Each record that follows should be repeated exactly, minus any images.

● ● ● ●

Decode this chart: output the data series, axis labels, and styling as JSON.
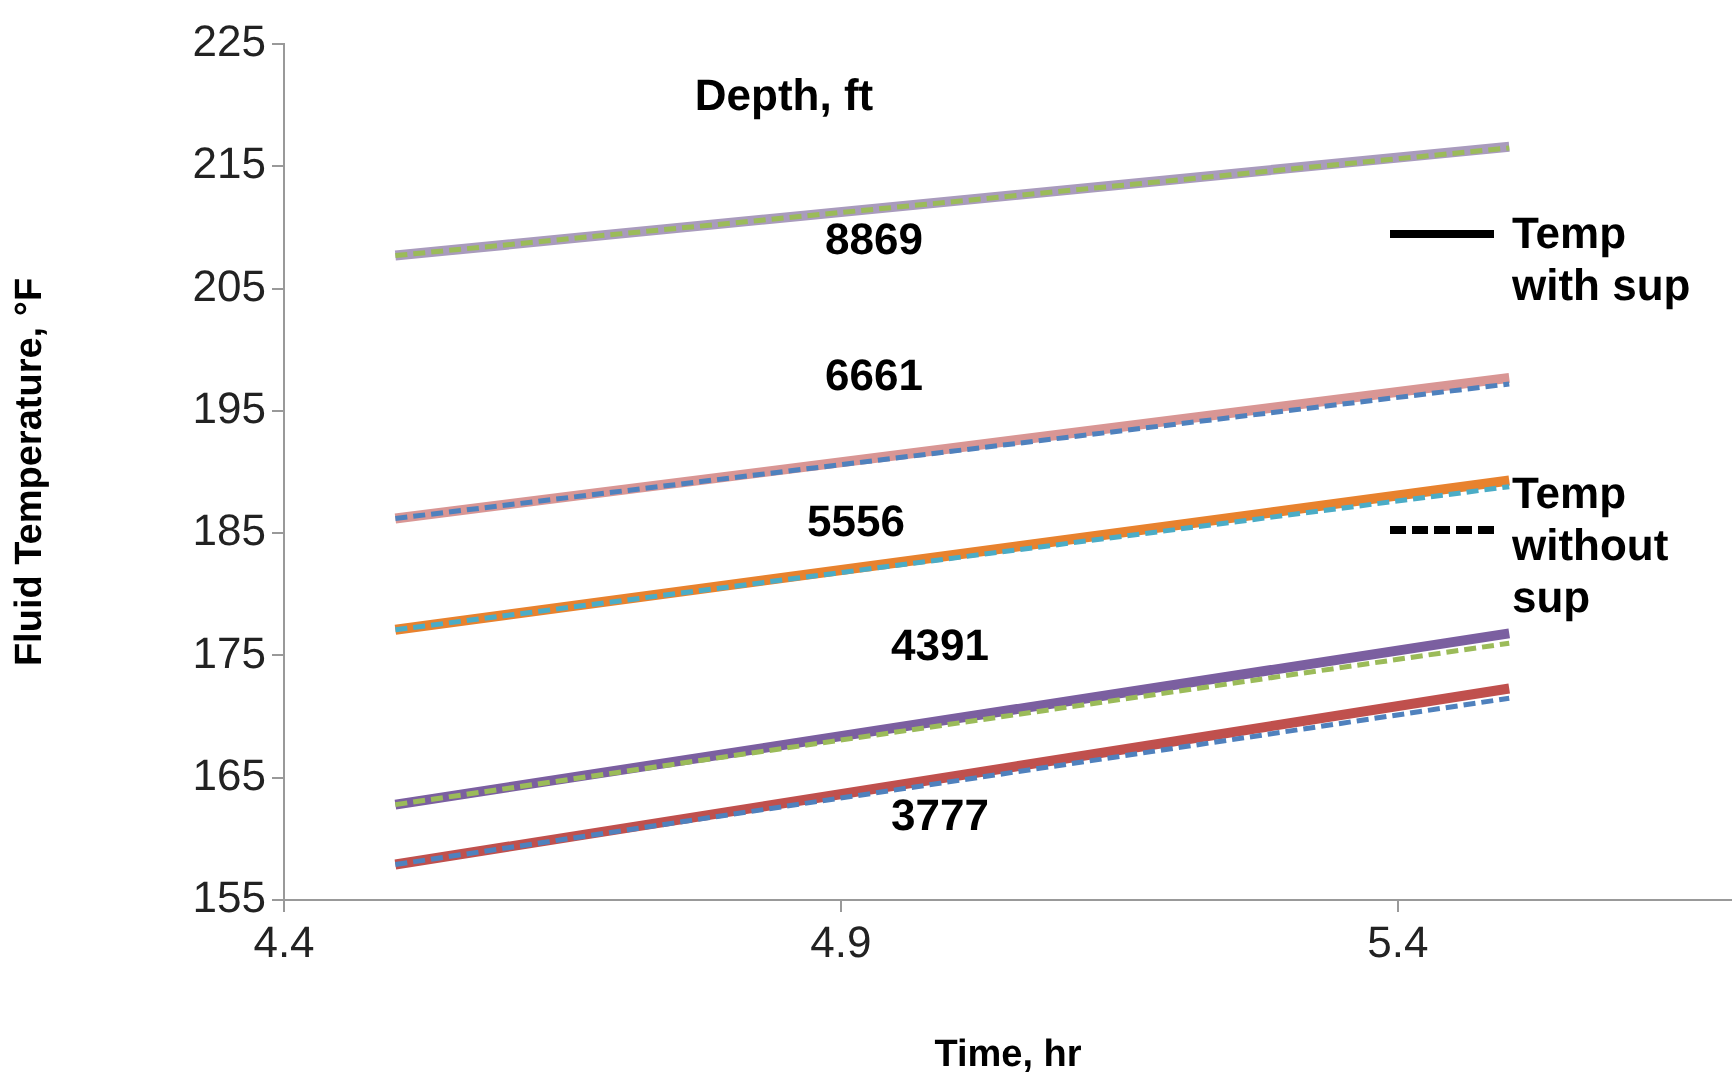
{
  "chart_data": {
    "type": "line",
    "xlabel": "Time, hr",
    "ylabel": "Fluid Temperature, °F",
    "x": [
      4.5,
      5.5
    ],
    "xlim": [
      4.4,
      5.7
    ],
    "xticks": [
      4.4,
      4.9,
      5.4
    ],
    "ylim": [
      155,
      225
    ],
    "yticks": [
      155,
      165,
      175,
      185,
      195,
      205,
      215,
      225
    ],
    "series": [
      {
        "color": "#a99bbd",
        "values": [
          207.7,
          216.6
        ],
        "line_style": "solid"
      },
      {
        "color": "#9bbb59",
        "values": [
          207.7,
          216.5
        ],
        "line_style": "dashed"
      },
      {
        "color": "#d99694",
        "values": [
          186.2,
          197.7
        ],
        "line_style": "solid"
      },
      {
        "color": "#4f81bd",
        "values": [
          186.2,
          197.2
        ],
        "line_style": "dashed"
      },
      {
        "color": "#e8822e",
        "values": [
          177.1,
          189.3
        ],
        "line_style": "solid"
      },
      {
        "color": "#4bacc6",
        "values": [
          177.1,
          188.8
        ],
        "line_style": "dashed"
      },
      {
        "color": "#7b5fa0",
        "values": [
          162.8,
          176.8
        ],
        "line_style": "solid"
      },
      {
        "color": "#9bbb59",
        "values": [
          162.8,
          176.0
        ],
        "line_style": "dashed"
      },
      {
        "color": "#c0504d",
        "values": [
          157.9,
          172.3
        ],
        "line_style": "solid"
      },
      {
        "color": "#4f81bd",
        "values": [
          157.9,
          171.5
        ],
        "line_style": "dashed"
      }
    ],
    "annotations": [
      "Depth, ft",
      "8869",
      "6661",
      "5556",
      "4391",
      "3777",
      "Temp with sup",
      "Temp without sup"
    ]
  }
}
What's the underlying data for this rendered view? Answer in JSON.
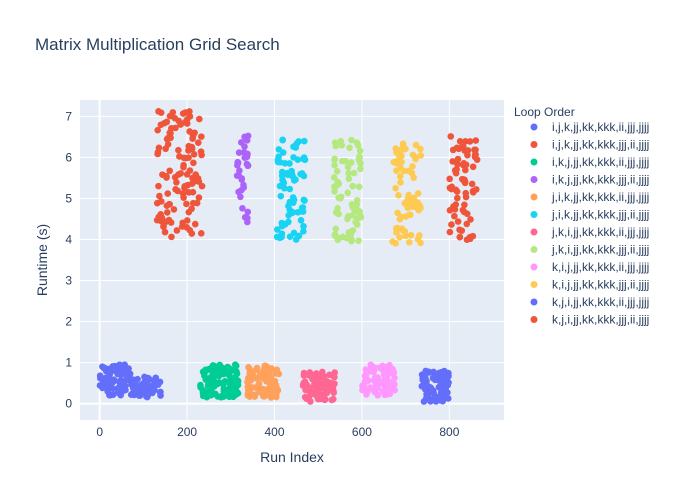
{
  "chart_data": {
    "type": "scatter",
    "title": "Matrix Multiplication Grid Search",
    "xlabel": "Run Index",
    "ylabel": "Runtime (s)",
    "xlim": [
      -45,
      925
    ],
    "ylim": [
      -0.4,
      7.4
    ],
    "xticks": [
      0,
      200,
      400,
      600,
      800
    ],
    "yticks": [
      0,
      1,
      2,
      3,
      4,
      5,
      6,
      7
    ],
    "grid": true,
    "legend_title": "Loop Order",
    "legend_position": "right",
    "series": [
      {
        "name": "i,j,k,jj,kk,kkk,ii,jjj,jjjj",
        "color": "#636efa",
        "x_range": [
          0,
          72
        ],
        "y_range": [
          0.2,
          0.95
        ]
      },
      {
        "name": "i,j,k,jj,kk,kkk,jjj,ii,jjjj",
        "color": "#EF553B",
        "x_range": [
          130,
          235
        ],
        "y_range": [
          4.05,
          7.15
        ]
      },
      {
        "name": "i,k,j,jj,kk,kkk,ii,jjj,jjjj",
        "color": "#00cc96",
        "x_range": [
          230,
          320
        ],
        "y_range": [
          0.15,
          0.95
        ]
      },
      {
        "name": "i,k,j,jj,kk,kkk,jjj,ii,jjjj",
        "color": "#ab63fa",
        "x_range": [
          312,
          340
        ],
        "y_range": [
          4.4,
          6.6
        ]
      },
      {
        "name": "j,i,k,jj,kk,kkk,ii,jjj,jjjj",
        "color": "#FFA15A",
        "x_range": [
          338,
          412
        ],
        "y_range": [
          0.15,
          0.95
        ]
      },
      {
        "name": "j,i,k,jj,kk,kkk,jjj,ii,jjjj",
        "color": "#19d3f3",
        "x_range": [
          405,
          470
        ],
        "y_range": [
          3.95,
          6.5
        ]
      },
      {
        "name": "j,k,i,jj,kk,kkk,ii,jjj,jjjj",
        "color": "#FF6692",
        "x_range": [
          465,
          540
        ],
        "y_range": [
          0.05,
          0.8
        ]
      },
      {
        "name": "j,k,i,jj,kk,kkk,jjj,ii,jjjj",
        "color": "#B6E880",
        "x_range": [
          535,
          600
        ],
        "y_range": [
          3.95,
          6.5
        ]
      },
      {
        "name": "k,i,j,jj,kk,kkk,ii,jjj,jjjj",
        "color": "#FF97FF",
        "x_range": [
          600,
          675
        ],
        "y_range": [
          0.2,
          0.95
        ]
      },
      {
        "name": "k,i,j,jj,kk,kkk,jjj,ii,jjjj",
        "color": "#FECB52",
        "x_range": [
          670,
          735
        ],
        "y_range": [
          3.9,
          6.55
        ]
      },
      {
        "name": "k,j,i,jj,kk,kkk,ii,jjj,jjjj",
        "color": "#636efa",
        "x_range": [
          735,
          800
        ],
        "y_range": [
          0.05,
          0.8
        ]
      },
      {
        "name": "k,j,i,jj,kk,kkk,jjj,ii,jjjj",
        "color": "#EF553B",
        "x_range": [
          800,
          865
        ],
        "y_range": [
          3.95,
          6.55
        ]
      }
    ],
    "extra_clusters": [
      {
        "series_index": 0,
        "x_range": [
          72,
          140
        ],
        "y_range": [
          0.15,
          0.65
        ]
      }
    ]
  }
}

● ● ● ●

**Right answer**.
Decode this chart: output the data series, axis labels, and styling as JSON.
{
  "chart_data": {
    "type": "line",
    "xlabel": "Time, hr",
    "ylabel": "Fluid Temperature, °F",
    "x": [
      4.5,
      5.5
    ],
    "xlim": [
      4.4,
      5.7
    ],
    "xticks": [
      4.4,
      4.9,
      5.4
    ],
    "ylim": [
      155,
      225
    ],
    "yticks": [
      155,
      165,
      175,
      185,
      195,
      205,
      215,
      225
    ],
    "series": [
      {
        "color": "#a99bbd",
        "values": [
          207.7,
          216.6
        ],
        "line_style": "solid"
      },
      {
        "color": "#9bbb59",
        "values": [
          207.7,
          216.5
        ],
        "line_style": "dashed"
      },
      {
        "color": "#d99694",
        "values": [
          186.2,
          197.7
        ],
        "line_style": "solid"
      },
      {
        "color": "#4f81bd",
        "values": [
          186.2,
          197.2
        ],
        "line_style": "dashed"
      },
      {
        "color": "#e8822e",
        "values": [
          177.1,
          189.3
        ],
        "line_style": "solid"
      },
      {
        "color": "#4bacc6",
        "values": [
          177.1,
          188.8
        ],
        "line_style": "dashed"
      },
      {
        "color": "#7b5fa0",
        "values": [
          162.8,
          176.8
        ],
        "line_style": "solid"
      },
      {
        "color": "#9bbb59",
        "values": [
          162.8,
          176.0
        ],
        "line_style": "dashed"
      },
      {
        "color": "#c0504d",
        "values": [
          157.9,
          172.3
        ],
        "line_style": "solid"
      },
      {
        "color": "#4f81bd",
        "values": [
          157.9,
          171.5
        ],
        "line_style": "dashed"
      }
    ],
    "annotations": [
      "Depth, ft",
      "8869",
      "6661",
      "5556",
      "4391",
      "3777",
      "Temp with sup",
      "Temp without sup"
    ]
  }
}
What's the underlying data for this rendered view? Answer in JSON.
{
  "chart_data": {
    "type": "scatter",
    "title": "Matrix Multiplication Grid Search",
    "xlabel": "Run Index",
    "ylabel": "Runtime (s)",
    "xlim": [
      -45,
      925
    ],
    "ylim": [
      -0.4,
      7.4
    ],
    "xticks": [
      0,
      200,
      400,
      600,
      800
    ],
    "yticks": [
      0,
      1,
      2,
      3,
      4,
      5,
      6,
      7
    ],
    "grid": true,
    "legend_title": "Loop Order",
    "legend_position": "right",
    "series": [
      {
        "name": "i,j,k,jj,kk,kkk,ii,jjj,jjjj",
        "color": "#636efa",
        "x_range": [
          0,
          72
        ],
        "y_range": [
          0.2,
          0.95
        ]
      },
      {
        "name": "i,j,k,jj,kk,kkk,jjj,ii,jjjj",
        "color": "#EF553B",
        "x_range": [
          130,
          235
        ],
        "y_range": [
          4.05,
          7.15
        ]
      },
      {
        "name": "i,k,j,jj,kk,kkk,ii,jjj,jjjj",
        "color": "#00cc96",
        "x_range": [
          230,
          320
        ],
        "y_range": [
          0.15,
          0.95
        ]
      },
      {
        "name": "i,k,j,jj,kk,kkk,jjj,ii,jjjj",
        "color": "#ab63fa",
        "x_range": [
          312,
          340
        ],
        "y_range": [
          4.4,
          6.6
        ]
      },
      {
        "name": "j,i,k,jj,kk,kkk,ii,jjj,jjjj",
        "color": "#FFA15A",
        "x_range": [
          338,
          412
        ],
        "y_range": [
          0.15,
          0.95
        ]
      },
      {
        "name": "j,i,k,jj,kk,kkk,jjj,ii,jjjj",
        "color": "#19d3f3",
        "x_range": [
          405,
          470
        ],
        "y_range": [
          3.95,
          6.5
        ]
      },
      {
        "name": "j,k,i,jj,kk,kkk,ii,jjj,jjjj",
        "color": "#FF6692",
        "x_range": [
          465,
          540
        ],
        "y_range": [
          0.05,
          0.8
        ]
      },
      {
        "name": "j,k,i,jj,kk,kkk,jjj,ii,jjjj",
        "color": "#B6E880",
        "x_range": [
          535,
          600
        ],
        "y_range": [
          3.95,
          6.5
        ]
      },
      {
        "name": "k,i,j,jj,kk,kkk,ii,jjj,jjjj",
        "color": "#FF97FF",
        "x_range": [
          600,
          675
        ],
        "y_range": [
          0.2,
          0.95
        ]
      },
      {
        "name": "k,i,j,jj,kk,kkk,jjj,ii,jjjj",
        "color": "#FECB52",
        "x_range": [
          670,
          735
        ],
        "y_range": [
          3.9,
          6.55
        ]
      },
      {
        "name": "k,j,i,jj,kk,kkk,ii,jjj,jjjj",
        "color": "#636efa",
        "x_range": [
          735,
          800
        ],
        "y_range": [
          0.05,
          0.8
        ]
      },
      {
        "name": "k,j,i,jj,kk,kkk,jjj,ii,jjjj",
        "color": "#EF553B",
        "x_range": [
          800,
          865
        ],
        "y_range": [
          3.95,
          6.55
        ]
      }
    ],
    "extra_clusters": [
      {
        "series_index": 0,
        "x_range": [
          72,
          140
        ],
        "y_range": [
          0.15,
          0.65
        ]
      }
    ]
  }
}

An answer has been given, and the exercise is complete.